* Data excerpts *
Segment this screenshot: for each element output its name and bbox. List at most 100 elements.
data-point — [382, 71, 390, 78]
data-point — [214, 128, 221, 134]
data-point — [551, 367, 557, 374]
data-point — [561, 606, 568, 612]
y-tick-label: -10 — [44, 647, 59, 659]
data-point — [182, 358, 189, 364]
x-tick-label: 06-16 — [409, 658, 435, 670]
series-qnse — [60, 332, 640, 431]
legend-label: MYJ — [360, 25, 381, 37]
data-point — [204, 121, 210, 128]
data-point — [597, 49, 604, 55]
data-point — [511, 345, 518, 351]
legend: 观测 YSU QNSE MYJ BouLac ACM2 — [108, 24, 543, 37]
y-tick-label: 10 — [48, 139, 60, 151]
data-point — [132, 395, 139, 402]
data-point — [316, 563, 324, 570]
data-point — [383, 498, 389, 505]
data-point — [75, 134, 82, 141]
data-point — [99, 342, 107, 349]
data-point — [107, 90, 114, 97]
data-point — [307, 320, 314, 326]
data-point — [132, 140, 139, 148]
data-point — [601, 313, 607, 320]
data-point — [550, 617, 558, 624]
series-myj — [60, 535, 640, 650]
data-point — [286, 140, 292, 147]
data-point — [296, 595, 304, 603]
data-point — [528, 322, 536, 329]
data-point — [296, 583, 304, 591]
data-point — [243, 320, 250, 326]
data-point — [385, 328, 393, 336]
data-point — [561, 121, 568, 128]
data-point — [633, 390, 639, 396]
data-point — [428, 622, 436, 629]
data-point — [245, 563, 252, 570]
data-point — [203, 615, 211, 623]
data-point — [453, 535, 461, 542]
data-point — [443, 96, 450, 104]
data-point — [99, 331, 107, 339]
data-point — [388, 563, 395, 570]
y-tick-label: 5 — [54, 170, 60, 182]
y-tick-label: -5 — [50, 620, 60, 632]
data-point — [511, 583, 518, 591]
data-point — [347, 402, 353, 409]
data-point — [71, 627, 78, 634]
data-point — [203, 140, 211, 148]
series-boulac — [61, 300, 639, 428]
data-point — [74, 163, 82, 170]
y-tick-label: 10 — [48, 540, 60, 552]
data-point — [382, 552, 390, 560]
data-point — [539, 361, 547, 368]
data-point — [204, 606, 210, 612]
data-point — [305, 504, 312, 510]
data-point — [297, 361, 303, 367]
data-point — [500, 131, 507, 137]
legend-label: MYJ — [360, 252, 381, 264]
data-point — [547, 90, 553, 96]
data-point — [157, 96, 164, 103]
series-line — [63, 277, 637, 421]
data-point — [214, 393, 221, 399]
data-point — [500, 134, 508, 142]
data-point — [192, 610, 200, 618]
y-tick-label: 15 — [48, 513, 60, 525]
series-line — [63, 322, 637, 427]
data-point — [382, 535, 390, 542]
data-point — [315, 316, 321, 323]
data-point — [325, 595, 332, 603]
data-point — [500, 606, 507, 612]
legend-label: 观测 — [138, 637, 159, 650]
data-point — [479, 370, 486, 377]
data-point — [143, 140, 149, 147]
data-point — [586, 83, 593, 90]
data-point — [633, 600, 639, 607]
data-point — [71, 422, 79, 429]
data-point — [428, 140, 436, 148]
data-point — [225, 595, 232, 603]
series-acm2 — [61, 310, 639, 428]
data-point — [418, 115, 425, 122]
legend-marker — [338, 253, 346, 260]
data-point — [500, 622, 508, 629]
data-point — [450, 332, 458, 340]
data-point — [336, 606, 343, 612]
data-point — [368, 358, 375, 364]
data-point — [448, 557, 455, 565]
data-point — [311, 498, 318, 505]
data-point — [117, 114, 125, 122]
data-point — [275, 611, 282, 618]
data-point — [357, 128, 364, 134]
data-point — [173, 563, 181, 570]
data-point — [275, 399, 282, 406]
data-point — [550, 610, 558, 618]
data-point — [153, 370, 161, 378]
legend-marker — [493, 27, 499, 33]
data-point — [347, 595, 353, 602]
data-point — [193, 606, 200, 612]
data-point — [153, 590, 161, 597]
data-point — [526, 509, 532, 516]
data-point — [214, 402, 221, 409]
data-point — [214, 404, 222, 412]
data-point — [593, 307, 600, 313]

* Problem *
Repeat the records above verbatim, from their first line through the line containing "data-point — [203, 615, 211, 623]", including both of those lines.

* Written solution *
Segment this screenshot: for each element output its name and bbox. List at most 100 elements.
data-point — [382, 71, 390, 78]
data-point — [214, 128, 221, 134]
data-point — [551, 367, 557, 374]
data-point — [561, 606, 568, 612]
y-tick-label: -10 — [44, 647, 59, 659]
data-point — [182, 358, 189, 364]
x-tick-label: 06-16 — [409, 658, 435, 670]
series-qnse — [60, 332, 640, 431]
legend-label: MYJ — [360, 25, 381, 37]
data-point — [204, 121, 210, 128]
data-point — [597, 49, 604, 55]
data-point — [511, 345, 518, 351]
legend: 观测 YSU QNSE MYJ BouLac ACM2 — [108, 24, 543, 37]
y-tick-label: 10 — [48, 139, 60, 151]
data-point — [132, 395, 139, 402]
data-point — [316, 563, 324, 570]
data-point — [383, 498, 389, 505]
data-point — [75, 134, 82, 141]
data-point — [99, 342, 107, 349]
data-point — [107, 90, 114, 97]
data-point — [307, 320, 314, 326]
data-point — [132, 140, 139, 148]
data-point — [601, 313, 607, 320]
data-point — [550, 617, 558, 624]
series-myj — [60, 535, 640, 650]
data-point — [286, 140, 292, 147]
data-point — [296, 595, 304, 603]
data-point — [528, 322, 536, 329]
data-point — [296, 583, 304, 591]
data-point — [243, 320, 250, 326]
data-point — [385, 328, 393, 336]
data-point — [561, 121, 568, 128]
data-point — [633, 390, 639, 396]
data-point — [428, 622, 436, 629]
data-point — [245, 563, 252, 570]
data-point — [203, 615, 211, 623]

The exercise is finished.